[Dataset items]
#####
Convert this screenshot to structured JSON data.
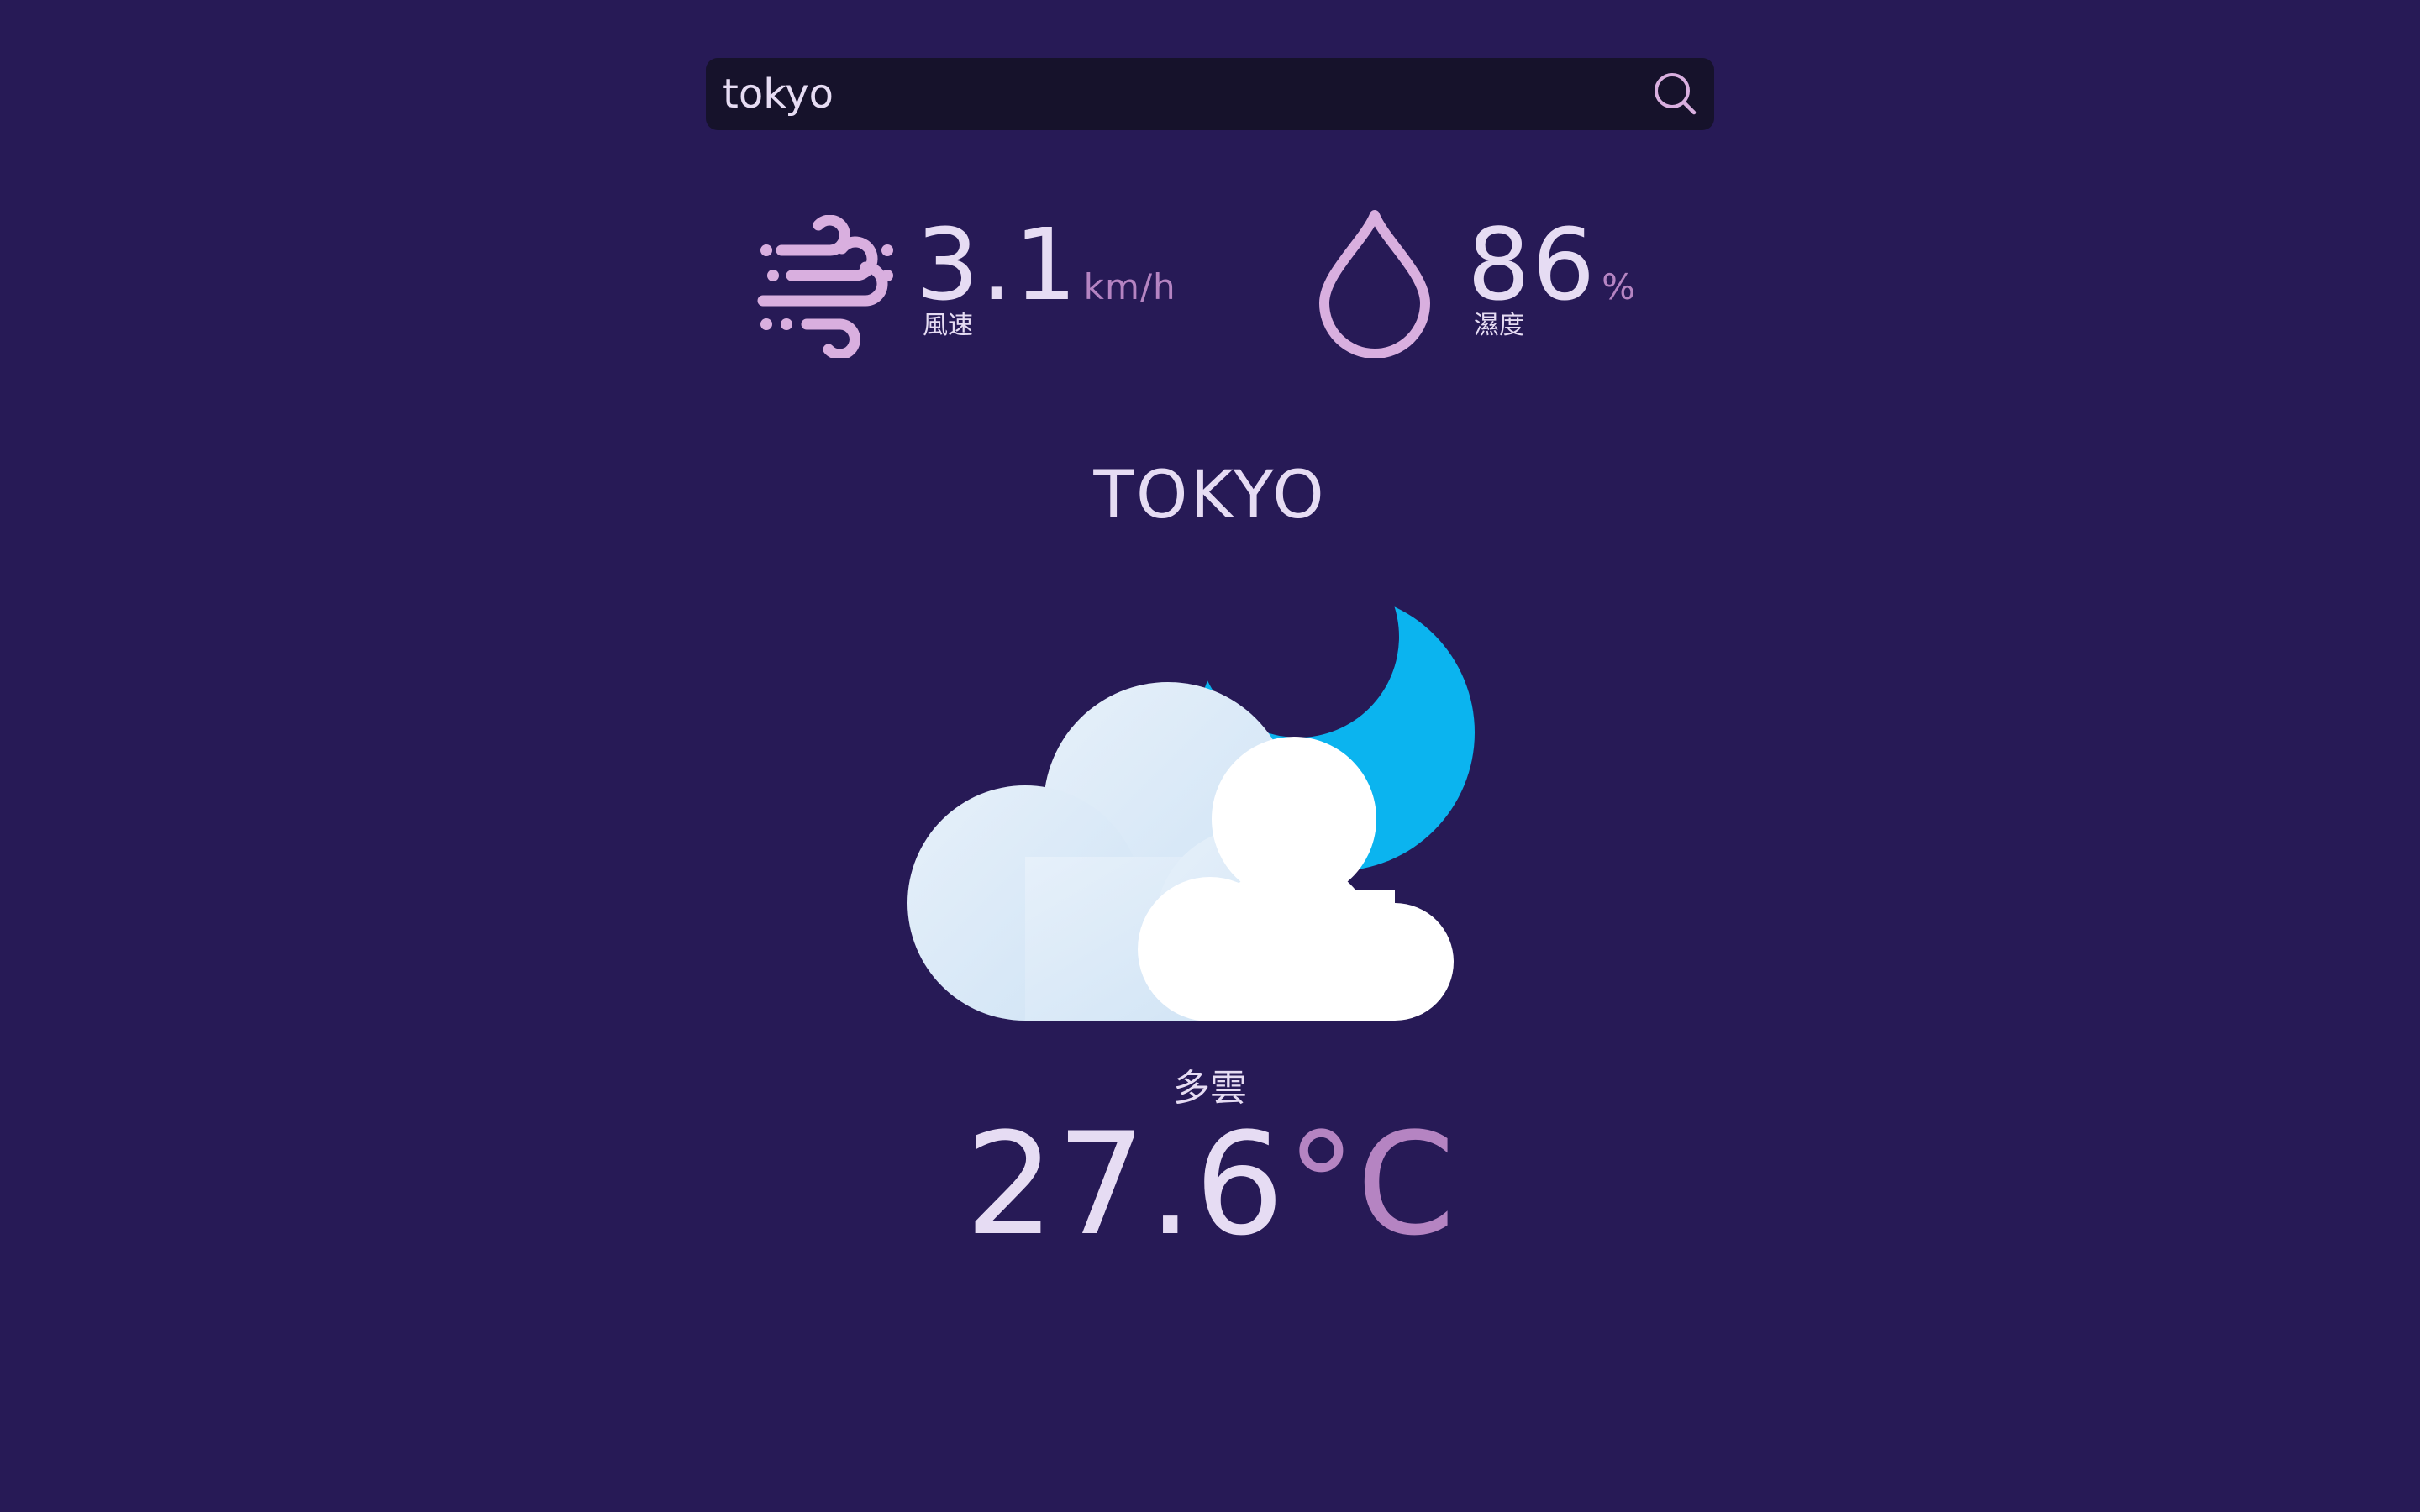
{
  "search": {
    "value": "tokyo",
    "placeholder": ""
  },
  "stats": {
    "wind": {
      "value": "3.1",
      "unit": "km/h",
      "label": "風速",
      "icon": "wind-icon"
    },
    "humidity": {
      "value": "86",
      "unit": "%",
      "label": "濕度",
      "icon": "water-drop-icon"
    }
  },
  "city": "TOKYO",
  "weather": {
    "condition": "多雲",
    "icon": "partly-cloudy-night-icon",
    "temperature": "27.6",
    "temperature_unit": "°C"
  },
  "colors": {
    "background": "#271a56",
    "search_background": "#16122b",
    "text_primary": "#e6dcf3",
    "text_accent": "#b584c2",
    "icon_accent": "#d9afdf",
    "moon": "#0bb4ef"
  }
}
#####
§ **INSTRUCTION**
The records above need to be given again exactly. Omit the pictures.

§ **FULL ANSWER**
Convert this screenshot to structured JSON data.
{
  "search": {
    "value": "tokyo",
    "placeholder": ""
  },
  "stats": {
    "wind": {
      "value": "3.1",
      "unit": "km/h",
      "label": "風速",
      "icon": "wind-icon"
    },
    "humidity": {
      "value": "86",
      "unit": "%",
      "label": "濕度",
      "icon": "water-drop-icon"
    }
  },
  "city": "TOKYO",
  "weather": {
    "condition": "多雲",
    "icon": "partly-cloudy-night-icon",
    "temperature": "27.6",
    "temperature_unit": "°C"
  },
  "colors": {
    "background": "#271a56",
    "search_background": "#16122b",
    "text_primary": "#e6dcf3",
    "text_accent": "#b584c2",
    "icon_accent": "#d9afdf",
    "moon": "#0bb4ef"
  }
}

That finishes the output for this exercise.